** Goal of the exercise **
Select from the records below every line that has the word "State" in it.

** Recorded data **
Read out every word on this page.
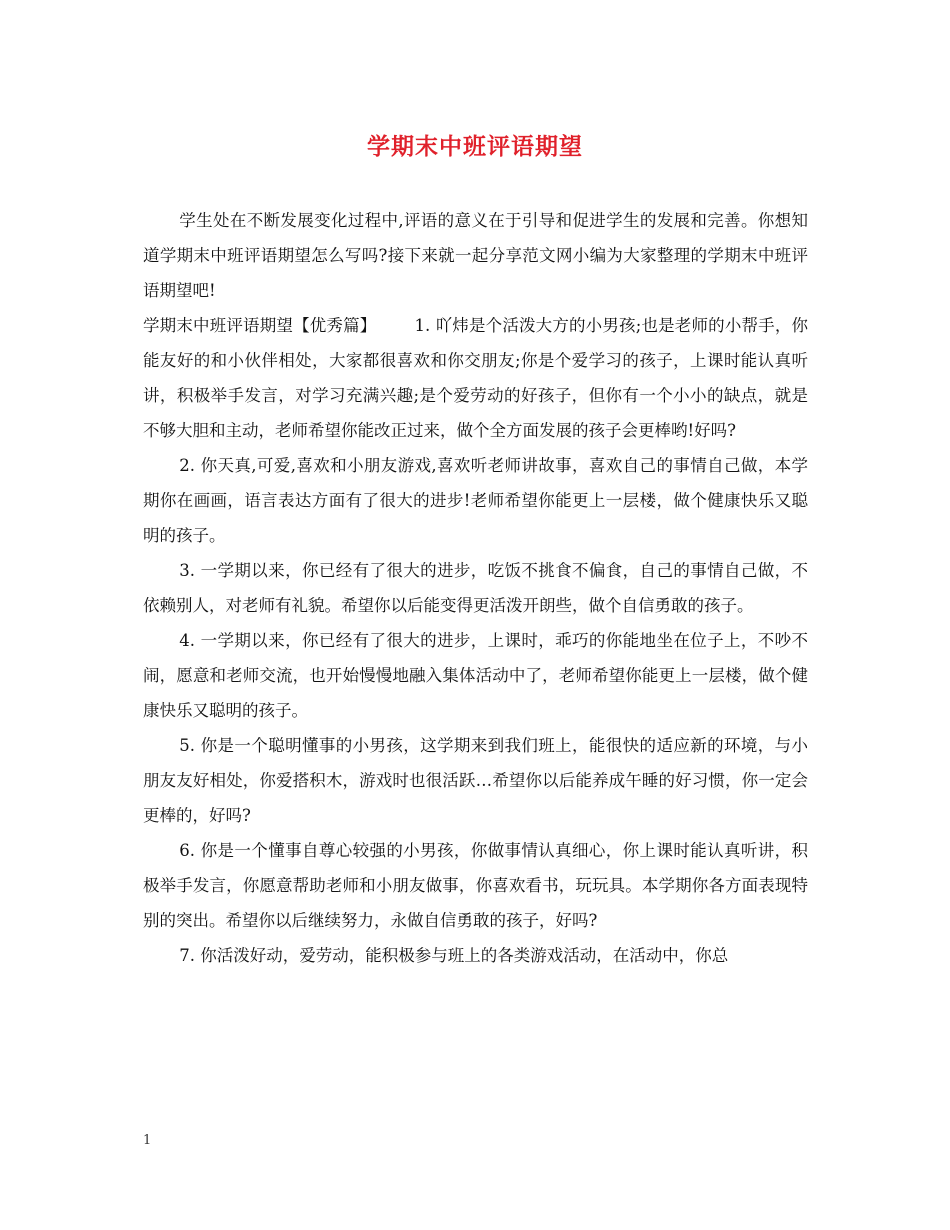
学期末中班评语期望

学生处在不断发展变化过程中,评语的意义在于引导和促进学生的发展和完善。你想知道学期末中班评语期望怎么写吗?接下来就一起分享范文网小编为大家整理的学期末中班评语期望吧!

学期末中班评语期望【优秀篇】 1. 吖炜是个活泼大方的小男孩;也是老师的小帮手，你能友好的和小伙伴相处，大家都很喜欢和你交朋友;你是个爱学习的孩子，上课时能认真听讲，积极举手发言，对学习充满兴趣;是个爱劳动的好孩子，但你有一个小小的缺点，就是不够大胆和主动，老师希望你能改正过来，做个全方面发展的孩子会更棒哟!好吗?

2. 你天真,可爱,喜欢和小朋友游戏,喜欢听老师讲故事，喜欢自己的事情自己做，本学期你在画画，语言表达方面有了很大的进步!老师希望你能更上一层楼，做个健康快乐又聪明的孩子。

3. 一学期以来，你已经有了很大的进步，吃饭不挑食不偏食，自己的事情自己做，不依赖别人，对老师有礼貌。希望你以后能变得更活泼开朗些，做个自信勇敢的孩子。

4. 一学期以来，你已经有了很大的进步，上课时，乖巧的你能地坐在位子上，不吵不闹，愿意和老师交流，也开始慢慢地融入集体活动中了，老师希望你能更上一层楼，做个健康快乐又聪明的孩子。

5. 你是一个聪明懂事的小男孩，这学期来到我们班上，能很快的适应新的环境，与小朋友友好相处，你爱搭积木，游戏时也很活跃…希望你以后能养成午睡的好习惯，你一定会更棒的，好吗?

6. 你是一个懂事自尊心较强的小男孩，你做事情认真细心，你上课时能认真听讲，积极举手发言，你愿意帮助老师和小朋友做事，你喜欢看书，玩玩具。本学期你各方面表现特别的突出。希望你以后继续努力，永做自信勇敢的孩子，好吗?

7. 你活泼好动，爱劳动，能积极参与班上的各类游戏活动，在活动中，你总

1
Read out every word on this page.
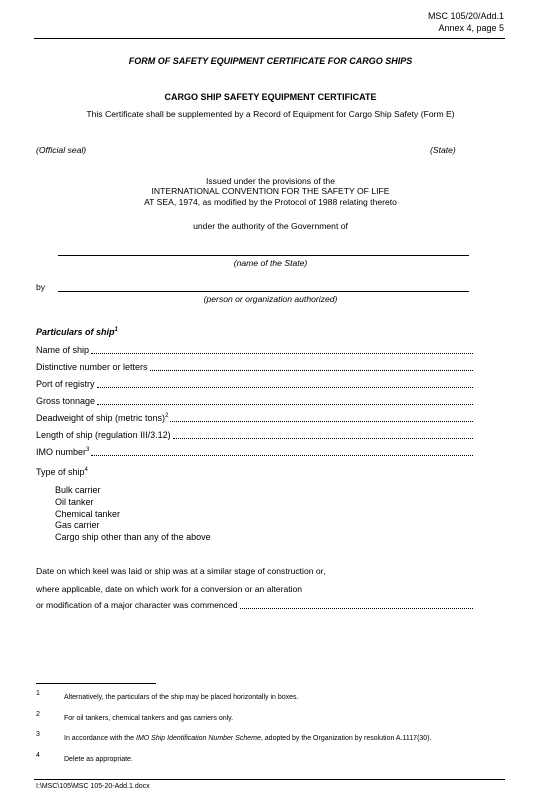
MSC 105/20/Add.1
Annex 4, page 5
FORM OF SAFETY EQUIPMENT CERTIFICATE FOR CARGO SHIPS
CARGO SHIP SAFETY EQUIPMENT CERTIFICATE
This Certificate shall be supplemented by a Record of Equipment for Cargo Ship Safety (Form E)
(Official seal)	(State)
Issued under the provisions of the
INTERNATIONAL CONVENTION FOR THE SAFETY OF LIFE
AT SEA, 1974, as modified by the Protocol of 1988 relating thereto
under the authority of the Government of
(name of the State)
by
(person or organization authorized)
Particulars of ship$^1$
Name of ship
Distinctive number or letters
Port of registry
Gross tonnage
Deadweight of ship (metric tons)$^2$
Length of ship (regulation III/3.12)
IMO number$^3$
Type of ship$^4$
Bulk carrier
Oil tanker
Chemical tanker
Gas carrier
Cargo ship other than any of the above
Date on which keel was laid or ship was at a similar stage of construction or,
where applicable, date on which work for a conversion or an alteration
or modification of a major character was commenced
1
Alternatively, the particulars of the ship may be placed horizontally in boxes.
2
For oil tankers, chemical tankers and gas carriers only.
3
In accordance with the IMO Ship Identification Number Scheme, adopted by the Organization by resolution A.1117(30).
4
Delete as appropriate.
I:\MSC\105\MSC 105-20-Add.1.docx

** Complete output **
(Official seal)	(State)
(name of the State)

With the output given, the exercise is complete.